→ Exercise aim:
Isolate every line in the data with the string "MISSIONS" and copy it.

→ Input rows:

━━━━━━━━━━━━━━━━━━━━━━━━━━━━━━

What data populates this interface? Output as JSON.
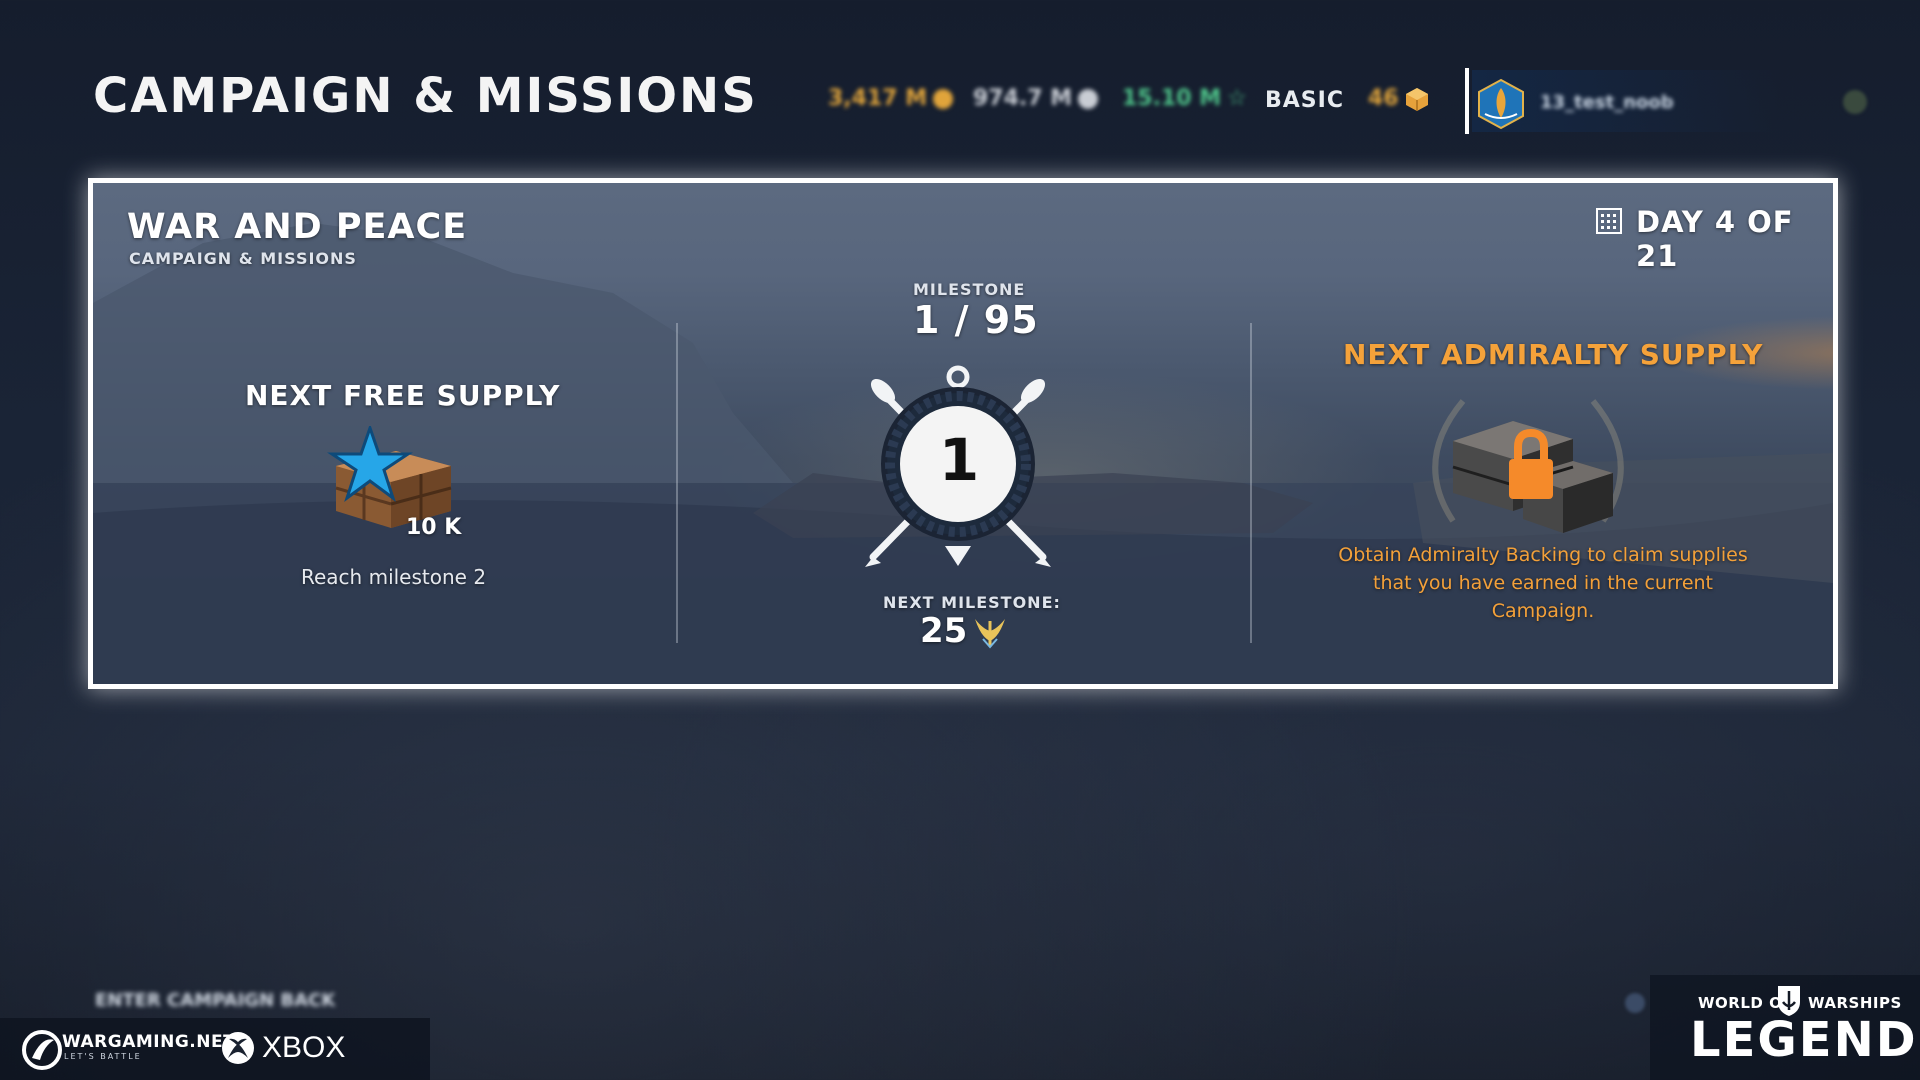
{
  "header": {
    "title": "CAMPAIGN & MISSIONS",
    "currencies": [
      {
        "value": "3,417 M",
        "icon": "credits-icon",
        "color": "#e0a43b"
      },
      {
        "value": "974.7 M",
        "icon": "silver-icon",
        "color": "#c9cdd4"
      },
      {
        "value": "15.10 M",
        "icon": "xp-star-icon",
        "color": "#4fc58a"
      }
    ],
    "account_type": "BASIC",
    "doubloons": {
      "value": "46",
      "icon": "crate-icon",
      "color": "#e0a43b"
    },
    "profile_name": "13_test_noob"
  },
  "campaign": {
    "title": "WAR AND PEACE",
    "subtitle": "CAMPAIGN & MISSIONS",
    "day": "DAY 4 OF 21",
    "free_supply": {
      "title": "NEXT FREE SUPPLY",
      "amount": "10 K",
      "requirement": "Reach milestone 2"
    },
    "milestone": {
      "label": "MILESTONE",
      "progress": "1 / 95",
      "current": "1",
      "next_label": "NEXT MILESTONE:",
      "next_value": "25"
    },
    "admiralty_supply": {
      "title": "NEXT ADMIRALTY SUPPLY",
      "description": "Obtain Admiralty Backing to claim supplies that you have earned in the current Campaign."
    }
  },
  "footer": {
    "hints": "ENTER CAMPAIGN     BACK",
    "wargaming": "WARGAMING.NET",
    "wargaming_tagline": "LET'S BATTLE",
    "xbox": "XBOX",
    "logo_top_left": "WORLD OF",
    "logo_top_right": "WARSHIPS",
    "logo_main": "LEGENDS"
  },
  "colors": {
    "accent_orange": "#f5a23a",
    "star_blue": "#2aa8e8",
    "panel_border": "#ffffff"
  }
}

━━━━━━━━━━━━━━━━━━━━━━━━━━━━━━

→ Solution below:
    "title": "CAMPAIGN & MISSIONS",
    "subtitle": "CAMPAIGN & MISSIONS",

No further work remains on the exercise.